◆ **Requirements**: Without altering anything, repeat each of the records.

Collected data:
......
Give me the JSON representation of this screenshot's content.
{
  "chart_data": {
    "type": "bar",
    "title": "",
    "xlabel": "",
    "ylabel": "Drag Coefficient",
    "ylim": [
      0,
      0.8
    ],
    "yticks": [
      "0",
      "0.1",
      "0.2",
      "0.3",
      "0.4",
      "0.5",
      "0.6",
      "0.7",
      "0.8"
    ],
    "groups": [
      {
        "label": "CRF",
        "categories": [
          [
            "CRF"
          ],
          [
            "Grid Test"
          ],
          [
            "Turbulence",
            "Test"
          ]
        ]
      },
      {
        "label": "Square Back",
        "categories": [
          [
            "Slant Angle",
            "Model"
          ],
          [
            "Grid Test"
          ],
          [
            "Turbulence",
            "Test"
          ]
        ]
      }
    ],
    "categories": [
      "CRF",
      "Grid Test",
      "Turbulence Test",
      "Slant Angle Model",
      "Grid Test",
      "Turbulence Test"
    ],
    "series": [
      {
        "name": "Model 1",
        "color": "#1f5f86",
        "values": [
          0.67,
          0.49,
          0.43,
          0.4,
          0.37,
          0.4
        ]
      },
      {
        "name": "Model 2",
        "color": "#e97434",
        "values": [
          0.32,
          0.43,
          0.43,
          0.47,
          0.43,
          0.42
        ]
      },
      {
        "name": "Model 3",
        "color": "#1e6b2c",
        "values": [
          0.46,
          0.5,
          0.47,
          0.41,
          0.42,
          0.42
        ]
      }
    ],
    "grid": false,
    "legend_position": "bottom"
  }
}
......
◆ **Worked answer**:
Give me the JSON representation of this screenshot's content.
{
  "chart_data": {
    "type": "bar",
    "title": "",
    "xlabel": "",
    "ylabel": "Drag Coefficient",
    "ylim": [
      0,
      0.8
    ],
    "yticks": [
      "0",
      "0.1",
      "0.2",
      "0.3",
      "0.4",
      "0.5",
      "0.6",
      "0.7",
      "0.8"
    ],
    "groups": [
      {
        "label": "CRF",
        "categories": [
          [
            "CRF"
          ],
          [
            "Grid Test"
          ],
          [
            "Turbulence",
            "Test"
          ]
        ]
      },
      {
        "label": "Square Back",
        "categories": [
          [
            "Slant Angle",
            "Model"
          ],
          [
            "Grid Test"
          ],
          [
            "Turbulence",
            "Test"
          ]
        ]
      }
    ],
    "categories": [
      "CRF",
      "Grid Test",
      "Turbulence Test",
      "Slant Angle Model",
      "Grid Test",
      "Turbulence Test"
    ],
    "series": [
      {
        "name": "Model 1",
        "color": "#1f5f86",
        "values": [
          0.67,
          0.49,
          0.43,
          0.4,
          0.37,
          0.4
        ]
      },
      {
        "name": "Model 2",
        "color": "#e97434",
        "values": [
          0.32,
          0.43,
          0.43,
          0.47,
          0.43,
          0.42
        ]
      },
      {
        "name": "Model 3",
        "color": "#1e6b2c",
        "values": [
          0.46,
          0.5,
          0.47,
          0.41,
          0.42,
          0.42
        ]
      }
    ],
    "grid": false,
    "legend_position": "bottom"
  }
}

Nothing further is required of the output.